**Exercise prompt**: Every record must be written out once more, with nothing added or omitted.

____

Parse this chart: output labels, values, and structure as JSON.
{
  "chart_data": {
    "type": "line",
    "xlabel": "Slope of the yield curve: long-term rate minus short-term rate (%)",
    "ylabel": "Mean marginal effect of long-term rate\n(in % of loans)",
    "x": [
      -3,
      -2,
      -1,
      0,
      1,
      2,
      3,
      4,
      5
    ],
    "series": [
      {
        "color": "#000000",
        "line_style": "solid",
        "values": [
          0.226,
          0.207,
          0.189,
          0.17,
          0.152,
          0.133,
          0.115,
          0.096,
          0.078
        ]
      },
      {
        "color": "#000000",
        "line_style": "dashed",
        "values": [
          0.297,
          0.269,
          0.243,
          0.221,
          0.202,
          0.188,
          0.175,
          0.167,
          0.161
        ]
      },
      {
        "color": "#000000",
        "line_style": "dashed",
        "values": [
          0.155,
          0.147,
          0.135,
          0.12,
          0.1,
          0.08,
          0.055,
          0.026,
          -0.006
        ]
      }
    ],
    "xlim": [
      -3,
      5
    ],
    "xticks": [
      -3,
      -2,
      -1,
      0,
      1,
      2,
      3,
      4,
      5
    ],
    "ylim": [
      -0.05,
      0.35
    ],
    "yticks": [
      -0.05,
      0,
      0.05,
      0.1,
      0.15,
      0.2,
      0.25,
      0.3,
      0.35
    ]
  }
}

____

**Exercise result**:
Parse this chart: output labels, values, and structure as JSON.
{
  "chart_data": {
    "type": "line",
    "xlabel": "Slope of the yield curve: long-term rate minus short-term rate (%)",
    "ylabel": "Mean marginal effect of long-term rate\n(in % of loans)",
    "x": [
      -3,
      -2,
      -1,
      0,
      1,
      2,
      3,
      4,
      5
    ],
    "series": [
      {
        "color": "#000000",
        "line_style": "solid",
        "values": [
          0.226,
          0.207,
          0.189,
          0.17,
          0.152,
          0.133,
          0.115,
          0.096,
          0.078
        ]
      },
      {
        "color": "#000000",
        "line_style": "dashed",
        "values": [
          0.297,
          0.269,
          0.243,
          0.221,
          0.202,
          0.188,
          0.175,
          0.167,
          0.161
        ]
      },
      {
        "color": "#000000",
        "line_style": "dashed",
        "values": [
          0.155,
          0.147,
          0.135,
          0.12,
          0.1,
          0.08,
          0.055,
          0.026,
          -0.006
        ]
      }
    ],
    "xlim": [
      -3,
      5
    ],
    "xticks": [
      -3,
      -2,
      -1,
      0,
      1,
      2,
      3,
      4,
      5
    ],
    "ylim": [
      -0.05,
      0.35
    ],
    "yticks": [
      -0.05,
      0,
      0.05,
      0.1,
      0.15,
      0.2,
      0.25,
      0.3,
      0.35
    ]
  }
}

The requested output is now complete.